Every line of the material below must be repeated exactly.

--------------------------------------------------

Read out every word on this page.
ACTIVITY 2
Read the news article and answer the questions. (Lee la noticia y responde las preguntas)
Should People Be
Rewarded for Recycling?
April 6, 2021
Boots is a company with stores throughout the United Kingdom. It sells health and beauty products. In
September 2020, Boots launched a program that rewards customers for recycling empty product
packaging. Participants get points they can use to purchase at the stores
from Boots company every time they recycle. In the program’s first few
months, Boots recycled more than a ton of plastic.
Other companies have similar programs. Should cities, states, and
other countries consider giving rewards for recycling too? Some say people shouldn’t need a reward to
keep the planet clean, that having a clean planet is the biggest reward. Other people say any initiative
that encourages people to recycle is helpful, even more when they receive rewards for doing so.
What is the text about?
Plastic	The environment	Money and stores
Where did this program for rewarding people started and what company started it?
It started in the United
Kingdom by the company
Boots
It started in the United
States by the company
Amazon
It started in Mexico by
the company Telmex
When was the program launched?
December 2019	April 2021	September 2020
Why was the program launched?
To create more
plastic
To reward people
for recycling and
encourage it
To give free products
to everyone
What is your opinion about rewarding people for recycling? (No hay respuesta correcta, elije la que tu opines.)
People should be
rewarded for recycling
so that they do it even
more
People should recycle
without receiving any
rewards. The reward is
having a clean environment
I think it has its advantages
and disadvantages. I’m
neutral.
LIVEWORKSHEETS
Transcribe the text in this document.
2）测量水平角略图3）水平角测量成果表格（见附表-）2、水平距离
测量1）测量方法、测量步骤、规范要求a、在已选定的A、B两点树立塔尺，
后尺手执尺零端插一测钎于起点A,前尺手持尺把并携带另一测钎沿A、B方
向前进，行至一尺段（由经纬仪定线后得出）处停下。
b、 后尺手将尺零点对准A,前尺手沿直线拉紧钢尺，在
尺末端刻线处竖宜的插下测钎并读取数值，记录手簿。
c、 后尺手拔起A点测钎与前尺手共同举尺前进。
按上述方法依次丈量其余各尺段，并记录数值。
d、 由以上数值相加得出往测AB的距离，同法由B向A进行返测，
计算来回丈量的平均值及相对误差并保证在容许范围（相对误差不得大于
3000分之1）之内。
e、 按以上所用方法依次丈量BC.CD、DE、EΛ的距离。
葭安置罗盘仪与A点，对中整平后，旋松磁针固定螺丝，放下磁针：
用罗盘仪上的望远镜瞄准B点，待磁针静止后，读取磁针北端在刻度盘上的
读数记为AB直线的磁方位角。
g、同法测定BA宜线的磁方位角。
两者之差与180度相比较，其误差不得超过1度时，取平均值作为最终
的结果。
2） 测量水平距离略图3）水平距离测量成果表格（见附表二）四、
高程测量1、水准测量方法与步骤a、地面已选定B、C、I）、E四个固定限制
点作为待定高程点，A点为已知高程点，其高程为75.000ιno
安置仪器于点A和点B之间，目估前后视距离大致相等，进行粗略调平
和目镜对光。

--------------------------------------------------

## RESULT OF THE TASK
Read out every word on this page.
ACTIVITY 2
Read the news article and answer the questions. (Lee la noticia y responde las preguntas)
Should People Be
Rewarded for Recycling?
April 6, 2021
Boots is a company with stores throughout the United Kingdom. It sells health and beauty products. In
September 2020, Boots launched a program that rewards customers for recycling empty product
packaging. Participants get points they can use to purchase at the stores
from Boots company every time they recycle. In the program’s first few
months, Boots recycled more than a ton of plastic.
Other companies have similar programs. Should cities, states, and
other countries consider giving rewards for recycling too? Some say people shouldn’t need a reward to
keep the planet clean, that having a clean planet is the biggest reward. Other people say any initiative
that encourages people to recycle is helpful, even more when they receive rewards for doing so.
What is the text about?
Plastic	The environment	Money and stores
Where did this program for rewarding people started and what company started it?
It started in the United
Kingdom by the company
Boots
It started in the United
States by the company
Amazon
It started in Mexico by
the company Telmex
When was the program launched?
December 2019	April 2021	September 2020
Why was the program launched?
To create more
plastic
To reward people
for recycling and
encourage it
To give free products
to everyone
What is your opinion about rewarding people for recycling? (No hay respuesta correcta, elije la que tu opines.)
People should be
rewarded for recycling
so that they do it even
more
People should recycle
without receiving any
rewards. The reward is
having a clean environment
I think it has its advantages
and disadvantages. I’m
neutral.
LIVEWORKSHEETS
Transcribe the text in this document.
2）测量水平角略图3）水平角测量成果表格（见附表-）2、水平距离
测量1）测量方法、测量步骤、规范要求a、在已选定的A、B两点树立塔尺，
后尺手执尺零端插一测钎于起点A,前尺手持尺把并携带另一测钎沿A、B方
向前进，行至一尺段（由经纬仪定线后得出）处停下。
b、 后尺手将尺零点对准A,前尺手沿直线拉紧钢尺，在
尺末端刻线处竖宜的插下测钎并读取数值，记录手簿。
c、 后尺手拔起A点测钎与前尺手共同举尺前进。
按上述方法依次丈量其余各尺段，并记录数值。
d、 由以上数值相加得出往测AB的距离，同法由B向A进行返测，
计算来回丈量的平均值及相对误差并保证在容许范围（相对误差不得大于
3000分之1）之内。
e、 按以上所用方法依次丈量BC.CD、DE、EΛ的距离。
葭安置罗盘仪与A点，对中整平后，旋松磁针固定螺丝，放下磁针：
用罗盘仪上的望远镜瞄准B点，待磁针静止后，读取磁针北端在刻度盘上的
读数记为AB直线的磁方位角。
g、同法测定BA宜线的磁方位角。
两者之差与180度相比较，其误差不得超过1度时，取平均值作为最终
的结果。
2） 测量水平距离略图3）水平距离测量成果表格（见附表二）四、
高程测量1、水准测量方法与步骤a、地面已选定B、C、I）、E四个固定限制
点作为待定高程点，A点为已知高程点，其高程为75.000ιno
安置仪器于点A和点B之间，目估前后视距离大致相等，进行粗略调平
和目镜对光。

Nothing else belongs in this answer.